───── MATERIAL SHOWN

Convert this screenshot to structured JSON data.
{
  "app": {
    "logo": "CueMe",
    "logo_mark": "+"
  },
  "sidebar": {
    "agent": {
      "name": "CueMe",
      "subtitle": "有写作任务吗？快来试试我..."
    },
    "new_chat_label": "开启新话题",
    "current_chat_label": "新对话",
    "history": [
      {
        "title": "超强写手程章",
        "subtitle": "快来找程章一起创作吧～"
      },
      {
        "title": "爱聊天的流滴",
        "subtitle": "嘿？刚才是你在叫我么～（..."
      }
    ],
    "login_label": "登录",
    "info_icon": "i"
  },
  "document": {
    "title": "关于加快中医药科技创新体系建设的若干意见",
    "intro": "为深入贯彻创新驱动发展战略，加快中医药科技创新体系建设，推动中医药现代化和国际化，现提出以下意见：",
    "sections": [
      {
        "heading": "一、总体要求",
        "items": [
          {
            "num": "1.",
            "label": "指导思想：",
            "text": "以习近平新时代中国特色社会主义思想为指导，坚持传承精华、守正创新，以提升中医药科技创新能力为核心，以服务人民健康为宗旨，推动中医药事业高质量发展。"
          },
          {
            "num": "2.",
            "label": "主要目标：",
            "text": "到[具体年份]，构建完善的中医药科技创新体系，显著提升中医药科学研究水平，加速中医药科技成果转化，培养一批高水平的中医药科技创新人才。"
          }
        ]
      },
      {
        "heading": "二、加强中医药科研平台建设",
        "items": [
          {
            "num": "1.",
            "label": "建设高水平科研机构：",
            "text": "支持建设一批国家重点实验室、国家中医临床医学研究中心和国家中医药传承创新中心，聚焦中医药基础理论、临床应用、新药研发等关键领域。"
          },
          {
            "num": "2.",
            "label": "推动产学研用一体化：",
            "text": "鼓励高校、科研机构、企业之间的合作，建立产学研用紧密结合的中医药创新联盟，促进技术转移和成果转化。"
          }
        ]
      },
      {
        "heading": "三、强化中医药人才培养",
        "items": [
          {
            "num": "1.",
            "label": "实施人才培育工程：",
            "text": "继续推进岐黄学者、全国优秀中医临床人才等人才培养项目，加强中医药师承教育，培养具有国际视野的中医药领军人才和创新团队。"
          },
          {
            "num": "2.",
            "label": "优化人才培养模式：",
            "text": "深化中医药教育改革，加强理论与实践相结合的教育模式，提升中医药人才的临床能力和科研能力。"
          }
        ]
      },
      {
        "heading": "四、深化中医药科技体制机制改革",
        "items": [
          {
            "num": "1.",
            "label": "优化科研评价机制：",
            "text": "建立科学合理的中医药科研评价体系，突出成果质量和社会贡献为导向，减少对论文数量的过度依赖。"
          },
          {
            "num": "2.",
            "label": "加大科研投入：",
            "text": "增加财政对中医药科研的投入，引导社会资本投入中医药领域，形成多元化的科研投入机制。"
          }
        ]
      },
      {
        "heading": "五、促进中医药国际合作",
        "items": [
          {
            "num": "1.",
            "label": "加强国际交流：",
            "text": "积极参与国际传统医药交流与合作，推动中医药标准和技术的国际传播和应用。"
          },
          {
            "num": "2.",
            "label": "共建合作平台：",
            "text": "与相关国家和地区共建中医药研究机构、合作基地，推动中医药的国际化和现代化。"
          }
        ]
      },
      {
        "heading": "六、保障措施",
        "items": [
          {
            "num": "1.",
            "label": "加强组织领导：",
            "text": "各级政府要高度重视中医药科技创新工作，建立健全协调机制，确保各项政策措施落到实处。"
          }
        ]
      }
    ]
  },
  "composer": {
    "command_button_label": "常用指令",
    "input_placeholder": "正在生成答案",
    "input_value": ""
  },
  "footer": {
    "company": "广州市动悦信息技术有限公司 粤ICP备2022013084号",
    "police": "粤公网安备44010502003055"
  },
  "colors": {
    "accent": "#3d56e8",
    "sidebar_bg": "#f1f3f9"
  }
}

──────────

WHAT YOU ARE ASKED TO DO - Retype the listing above in full, with no alterations.

TASK RESULT -
Convert this screenshot to structured JSON data.
{
  "app": {
    "logo": "CueMe",
    "logo_mark": "+"
  },
  "sidebar": {
    "agent": {
      "name": "CueMe",
      "subtitle": "有写作任务吗？快来试试我..."
    },
    "new_chat_label": "开启新话题",
    "current_chat_label": "新对话",
    "history": [
      {
        "title": "超强写手程章",
        "subtitle": "快来找程章一起创作吧～"
      },
      {
        "title": "爱聊天的流滴",
        "subtitle": "嘿？刚才是你在叫我么～（..."
      }
    ],
    "login_label": "登录",
    "info_icon": "i"
  },
  "document": {
    "title": "关于加快中医药科技创新体系建设的若干意见",
    "intro": "为深入贯彻创新驱动发展战略，加快中医药科技创新体系建设，推动中医药现代化和国际化，现提出以下意见：",
    "sections": [
      {
        "heading": "一、总体要求",
        "items": [
          {
            "num": "1.",
            "label": "指导思想：",
            "text": "以习近平新时代中国特色社会主义思想为指导，坚持传承精华、守正创新，以提升中医药科技创新能力为核心，以服务人民健康为宗旨，推动中医药事业高质量发展。"
          },
          {
            "num": "2.",
            "label": "主要目标：",
            "text": "到[具体年份]，构建完善的中医药科技创新体系，显著提升中医药科学研究水平，加速中医药科技成果转化，培养一批高水平的中医药科技创新人才。"
          }
        ]
      },
      {
        "heading": "二、加强中医药科研平台建设",
        "items": [
          {
            "num": "1.",
            "label": "建设高水平科研机构：",
            "text": "支持建设一批国家重点实验室、国家中医临床医学研究中心和国家中医药传承创新中心，聚焦中医药基础理论、临床应用、新药研发等关键领域。"
          },
          {
            "num": "2.",
            "label": "推动产学研用一体化：",
            "text": "鼓励高校、科研机构、企业之间的合作，建立产学研用紧密结合的中医药创新联盟，促进技术转移和成果转化。"
          }
        ]
      },
      {
        "heading": "三、强化中医药人才培养",
        "items": [
          {
            "num": "1.",
            "label": "实施人才培育工程：",
            "text": "继续推进岐黄学者、全国优秀中医临床人才等人才培养项目，加强中医药师承教育，培养具有国际视野的中医药领军人才和创新团队。"
          },
          {
            "num": "2.",
            "label": "优化人才培养模式：",
            "text": "深化中医药教育改革，加强理论与实践相结合的教育模式，提升中医药人才的临床能力和科研能力。"
          }
        ]
      },
      {
        "heading": "四、深化中医药科技体制机制改革",
        "items": [
          {
            "num": "1.",
            "label": "优化科研评价机制：",
            "text": "建立科学合理的中医药科研评价体系，突出成果质量和社会贡献为导向，减少对论文数量的过度依赖。"
          },
          {
            "num": "2.",
            "label": "加大科研投入：",
            "text": "增加财政对中医药科研的投入，引导社会资本投入中医药领域，形成多元化的科研投入机制。"
          }
        ]
      },
      {
        "heading": "五、促进中医药国际合作",
        "items": [
          {
            "num": "1.",
            "label": "加强国际交流：",
            "text": "积极参与国际传统医药交流与合作，推动中医药标准和技术的国际传播和应用。"
          },
          {
            "num": "2.",
            "label": "共建合作平台：",
            "text": "与相关国家和地区共建中医药研究机构、合作基地，推动中医药的国际化和现代化。"
          }
        ]
      },
      {
        "heading": "六、保障措施",
        "items": [
          {
            "num": "1.",
            "label": "加强组织领导：",
            "text": "各级政府要高度重视中医药科技创新工作，建立健全协调机制，确保各项政策措施落到实处。"
          }
        ]
      }
    ]
  },
  "composer": {
    "command_button_label": "常用指令",
    "input_placeholder": "正在生成答案",
    "input_value": ""
  },
  "footer": {
    "company": "广州市动悦信息技术有限公司 粤ICP备2022013084号",
    "police": "粤公网安备44010502003055"
  },
  "colors": {
    "accent": "#3d56e8",
    "sidebar_bg": "#f1f3f9"
  }
}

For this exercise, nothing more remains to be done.